**DIRECTIONS:** Below you will find a set of lines. Repeat them all exactly.
╭─ RECORDS SUPPLIED
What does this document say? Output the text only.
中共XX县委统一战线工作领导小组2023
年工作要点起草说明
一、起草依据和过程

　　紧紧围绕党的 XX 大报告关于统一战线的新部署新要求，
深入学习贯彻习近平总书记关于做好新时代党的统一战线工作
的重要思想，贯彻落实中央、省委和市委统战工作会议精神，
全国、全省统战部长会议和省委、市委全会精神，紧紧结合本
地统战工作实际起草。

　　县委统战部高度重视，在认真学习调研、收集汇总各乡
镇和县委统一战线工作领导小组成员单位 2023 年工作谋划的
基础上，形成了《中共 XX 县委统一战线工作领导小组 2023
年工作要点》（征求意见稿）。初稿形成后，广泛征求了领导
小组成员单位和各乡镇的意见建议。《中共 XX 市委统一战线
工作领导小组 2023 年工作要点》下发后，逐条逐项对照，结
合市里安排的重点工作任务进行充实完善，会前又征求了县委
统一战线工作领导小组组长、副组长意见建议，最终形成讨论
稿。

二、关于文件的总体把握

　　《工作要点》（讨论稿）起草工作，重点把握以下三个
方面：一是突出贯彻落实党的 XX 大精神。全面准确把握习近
╰─
**ANSWER TO THE TASK:**
What does this document say? Output the text only.
中共XX县委统一战线工作领导小组2023
年工作要点起草说明
一、起草依据和过程

　　紧紧围绕党的 XX 大报告关于统一战线的新部署新要求，
深入学习贯彻习近平总书记关于做好新时代党的统一战线工作
的重要思想，贯彻落实中央、省委和市委统战工作会议精神，
全国、全省统战部长会议和省委、市委全会精神，紧紧结合本
地统战工作实际起草。

　　县委统战部高度重视，在认真学习调研、收集汇总各乡
镇和县委统一战线工作领导小组成员单位 2023 年工作谋划的
基础上，形成了《中共 XX 县委统一战线工作领导小组 2023
年工作要点》（征求意见稿）。初稿形成后，广泛征求了领导
小组成员单位和各乡镇的意见建议。《中共 XX 市委统一战线
工作领导小组 2023 年工作要点》下发后，逐条逐项对照，结
合市里安排的重点工作任务进行充实完善，会前又征求了县委
统一战线工作领导小组组长、副组长意见建议，最终形成讨论
稿。

二、关于文件的总体把握

　　《工作要点》（讨论稿）起草工作，重点把握以下三个
方面：一是突出贯彻落实党的 XX 大精神。全面准确把握习近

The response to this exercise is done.